● EXERCISE REQUIREMENTS
Which lines hold the word "View"? Show each of them.

+---+

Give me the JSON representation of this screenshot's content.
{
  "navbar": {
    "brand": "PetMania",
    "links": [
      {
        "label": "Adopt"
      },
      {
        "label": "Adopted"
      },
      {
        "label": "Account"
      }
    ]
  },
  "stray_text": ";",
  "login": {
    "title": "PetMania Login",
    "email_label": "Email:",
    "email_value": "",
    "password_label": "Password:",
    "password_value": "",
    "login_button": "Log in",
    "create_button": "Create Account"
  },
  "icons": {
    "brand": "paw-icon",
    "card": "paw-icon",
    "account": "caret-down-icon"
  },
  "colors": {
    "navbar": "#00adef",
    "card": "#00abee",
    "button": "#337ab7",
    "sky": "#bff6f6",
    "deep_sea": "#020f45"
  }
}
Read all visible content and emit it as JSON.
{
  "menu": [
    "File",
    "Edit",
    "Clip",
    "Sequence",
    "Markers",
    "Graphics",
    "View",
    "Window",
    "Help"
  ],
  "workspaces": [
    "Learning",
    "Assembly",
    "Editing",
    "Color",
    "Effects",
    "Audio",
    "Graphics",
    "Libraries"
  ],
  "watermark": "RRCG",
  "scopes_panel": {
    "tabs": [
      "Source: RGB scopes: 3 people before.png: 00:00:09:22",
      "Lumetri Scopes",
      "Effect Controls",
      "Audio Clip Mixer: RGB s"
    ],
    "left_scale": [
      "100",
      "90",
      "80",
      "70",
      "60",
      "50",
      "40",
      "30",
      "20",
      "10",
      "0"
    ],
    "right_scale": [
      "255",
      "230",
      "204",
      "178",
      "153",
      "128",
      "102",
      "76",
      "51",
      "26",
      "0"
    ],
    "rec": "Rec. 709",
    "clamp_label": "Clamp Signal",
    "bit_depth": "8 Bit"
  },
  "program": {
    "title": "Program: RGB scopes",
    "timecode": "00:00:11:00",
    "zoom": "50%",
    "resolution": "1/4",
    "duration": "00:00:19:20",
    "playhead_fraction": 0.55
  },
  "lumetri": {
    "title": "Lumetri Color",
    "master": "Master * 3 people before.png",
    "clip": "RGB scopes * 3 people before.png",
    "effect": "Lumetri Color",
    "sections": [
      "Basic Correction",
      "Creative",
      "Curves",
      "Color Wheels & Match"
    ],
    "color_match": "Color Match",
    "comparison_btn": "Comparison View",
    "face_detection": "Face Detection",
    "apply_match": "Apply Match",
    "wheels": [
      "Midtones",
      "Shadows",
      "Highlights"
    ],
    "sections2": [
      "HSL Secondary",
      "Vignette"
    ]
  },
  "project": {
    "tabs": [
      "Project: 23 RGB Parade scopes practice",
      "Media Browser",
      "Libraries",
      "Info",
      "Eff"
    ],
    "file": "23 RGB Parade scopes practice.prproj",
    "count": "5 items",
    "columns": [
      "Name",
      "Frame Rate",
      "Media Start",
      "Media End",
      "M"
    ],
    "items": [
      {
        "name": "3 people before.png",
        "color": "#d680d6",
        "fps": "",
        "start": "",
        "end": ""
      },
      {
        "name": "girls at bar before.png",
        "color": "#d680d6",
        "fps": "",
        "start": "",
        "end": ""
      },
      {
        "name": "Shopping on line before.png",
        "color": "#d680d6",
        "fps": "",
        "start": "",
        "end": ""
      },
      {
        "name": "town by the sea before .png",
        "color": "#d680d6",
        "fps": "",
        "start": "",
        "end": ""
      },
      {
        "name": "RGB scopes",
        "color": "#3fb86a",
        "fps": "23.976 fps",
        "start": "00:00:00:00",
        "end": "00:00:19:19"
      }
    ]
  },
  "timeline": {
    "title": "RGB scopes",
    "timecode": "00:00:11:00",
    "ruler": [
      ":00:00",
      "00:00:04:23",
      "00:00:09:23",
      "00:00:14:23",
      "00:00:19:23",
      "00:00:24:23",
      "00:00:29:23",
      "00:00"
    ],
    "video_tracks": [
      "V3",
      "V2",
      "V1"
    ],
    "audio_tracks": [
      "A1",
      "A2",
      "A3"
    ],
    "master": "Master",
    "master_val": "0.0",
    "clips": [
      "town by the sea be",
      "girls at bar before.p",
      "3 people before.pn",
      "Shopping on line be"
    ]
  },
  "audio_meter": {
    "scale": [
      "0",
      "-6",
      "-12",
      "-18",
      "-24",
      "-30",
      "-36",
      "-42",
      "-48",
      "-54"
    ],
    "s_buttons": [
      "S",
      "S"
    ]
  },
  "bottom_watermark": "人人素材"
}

+---+

● TASK SOLUTION
    "View",
    "comparison_btn": "Comparison View",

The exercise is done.